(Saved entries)
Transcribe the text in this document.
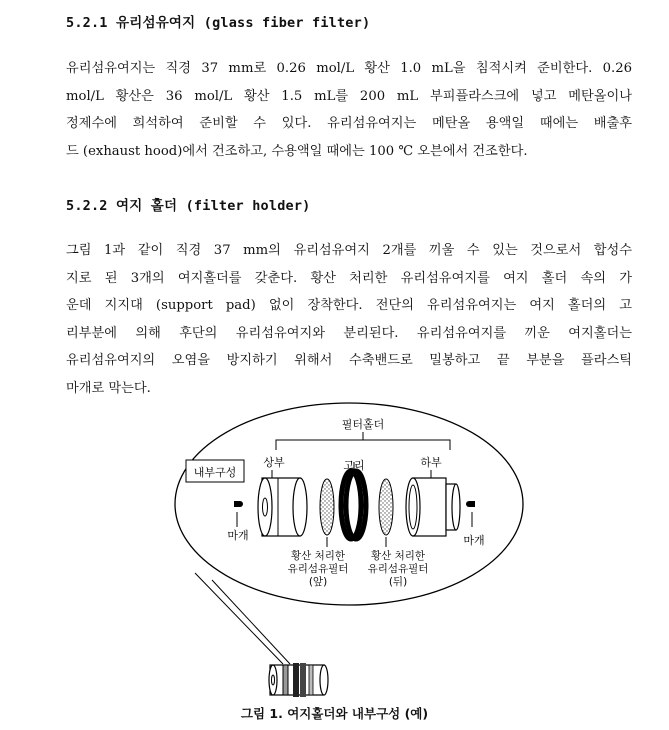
5.2.1 유리섬유여지 (glass fiber filter)
유리섬유여지는 직경 37 mm로 0.26 mol/L 황산 1.0 mL을 침적시켜 준비한다. 0.26
mol/L 황산은 36 mol/L 황산 1.5 mL를 200 mL 부피플라스크에 넣고 메탄올이나
정제수에 희석하여 준비할 수 있다. 유리섬유여지는 메탄올 용액일 때에는 배출후
드 (exhaust hood)에서 건조하고, 수용액일 때에는 100 ℃ 오븐에서 건조한다.
5.2.2 여지 홀더 (filter holder)
그림 1과 같이 직경 37 mm의 유리섬유여지 2개를 끼울 수 있는 것으로서 합성수
지로 된 3개의 여지홀더를 갖춘다. 황산 처리한 유리섬유여지를 여지 홀더 속의 가
운데 지지대 (support pad) 없이 장착한다. 전단의 유리섬유여지는 여지 홀더의 고
리부분에 의해 후단의 유리섬유여지와 분리된다. 유리섬유여지를 끼운 여지홀더는
유리섬유여지의 오염을 방지하기 위해서 수축밴드로 밀봉하고 끝 부분을 플라스틱
마개로 막는다.
필터홀더
내부구성
상부	고리	하부
마개	마개
황산 처리한
유리섬유필터
(앞)
황산 처리한
유리섬유필터
(뒤)
그림 1. 여지홀더와 내부구성 (예)
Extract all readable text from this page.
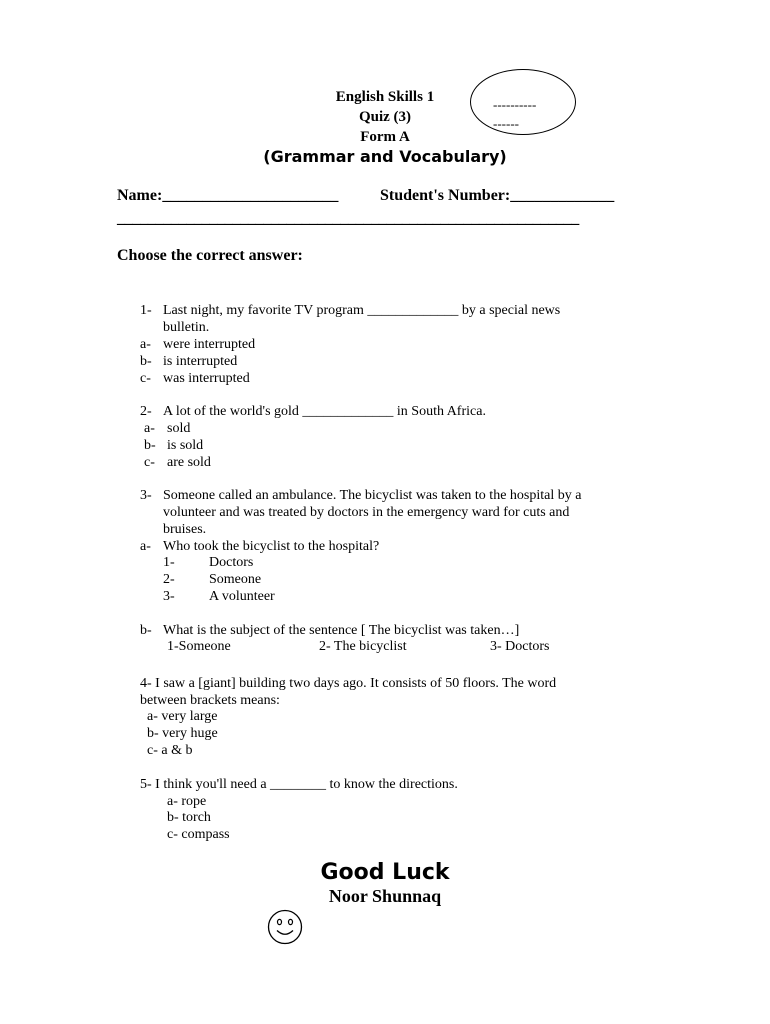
English Skills 1
Quiz (3)
Form A
(Grammar and Vocabulary)
----------
------
Name:______________________	Student's Number:_____________
____________________________________________________________
Choose the correct answer:
1- Last night, my favorite TV program _____________ by a special news
bulletin.
a- were interrupted
b- is interrupted
c- was interrupted
2- A lot of the world's gold _____________ in South Africa.
a- sold
b- is sold
c- are sold
3- Someone called an ambulance. The bicyclist was taken to the hospital by a
volunteer and was treated by doctors in the emergency ward for cuts and
bruises.
a- Who took the bicyclist to the hospital?
1- Doctors
2- Someone
3- A volunteer
b- What is the subject of the sentence [ The bicyclist was taken…]
1-Someone	2- The bicyclist	3- Doctors
4- I saw a [giant] building two days ago. It consists of 50 floors. The word
between brackets means:
a- very large
b- very huge
c- a & b
5- I think you'll need a ________ to know the directions.
a- rope
b- torch
c- compass
Good Luck
Noor Shunnaq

- What needs to be done
Leave out the pictures and restate everything else word for word.

- Task solution
Transcribe the text in this document.
5.2.1 유리섬유여지 (glass fiber filter)
유리섬유여지는 직경 37 mm로 0.26 mol/L 황산 1.0 mL을 침적시켜 준비한다. 0.26
mol/L 황산은 36 mol/L 황산 1.5 mL를 200 mL 부피플라스크에 넣고 메탄올이나
정제수에 희석하여 준비할 수 있다. 유리섬유여지는 메탄올 용액일 때에는 배출후
드 (exhaust hood)에서 건조하고, 수용액일 때에는 100 ℃ 오븐에서 건조한다.
5.2.2 여지 홀더 (filter holder)
그림 1과 같이 직경 37 mm의 유리섬유여지 2개를 끼울 수 있는 것으로서 합성수
지로 된 3개의 여지홀더를 갖춘다. 황산 처리한 유리섬유여지를 여지 홀더 속의 가
운데 지지대 (support pad) 없이 장착한다. 전단의 유리섬유여지는 여지 홀더의 고
리부분에 의해 후단의 유리섬유여지와 분리된다. 유리섬유여지를 끼운 여지홀더는
유리섬유여지의 오염을 방지하기 위해서 수축밴드로 밀봉하고 끝 부분을 플라스틱
마개로 막는다.
필터홀더
내부구성
상부	고리	하부
마개	마개
황산 처리한
유리섬유필터
(앞)
황산 처리한
유리섬유필터
(뒤)
그림 1. 여지홀더와 내부구성 (예)
Extract all readable text from this page.
English Skills 1
Quiz (3)
Form A
(Grammar and Vocabulary)
----------
------
Name:______________________	Student's Number:_____________
____________________________________________________________
Choose the correct answer:
1- Last night, my favorite TV program _____________ by a special news
bulletin.
a- were interrupted
b- is interrupted
c- was interrupted
2- A lot of the world's gold _____________ in South Africa.
a- sold
b- is sold
c- are sold
3- Someone called an ambulance. The bicyclist was taken to the hospital by a
volunteer and was treated by doctors in the emergency ward for cuts and
bruises.
a- Who took the bicyclist to the hospital?
1- Doctors
2- Someone
3- A volunteer
b- What is the subject of the sentence [ The bicyclist was taken…]
1-Someone	2- The bicyclist	3- Doctors
4- I saw a [giant] building two days ago. It consists of 50 floors. The word
between brackets means:
a- very large
b- very huge
c- a & b
5- I think you'll need a ________ to know the directions.
a- rope
b- torch
c- compass
Good Luck
Noor Shunnaq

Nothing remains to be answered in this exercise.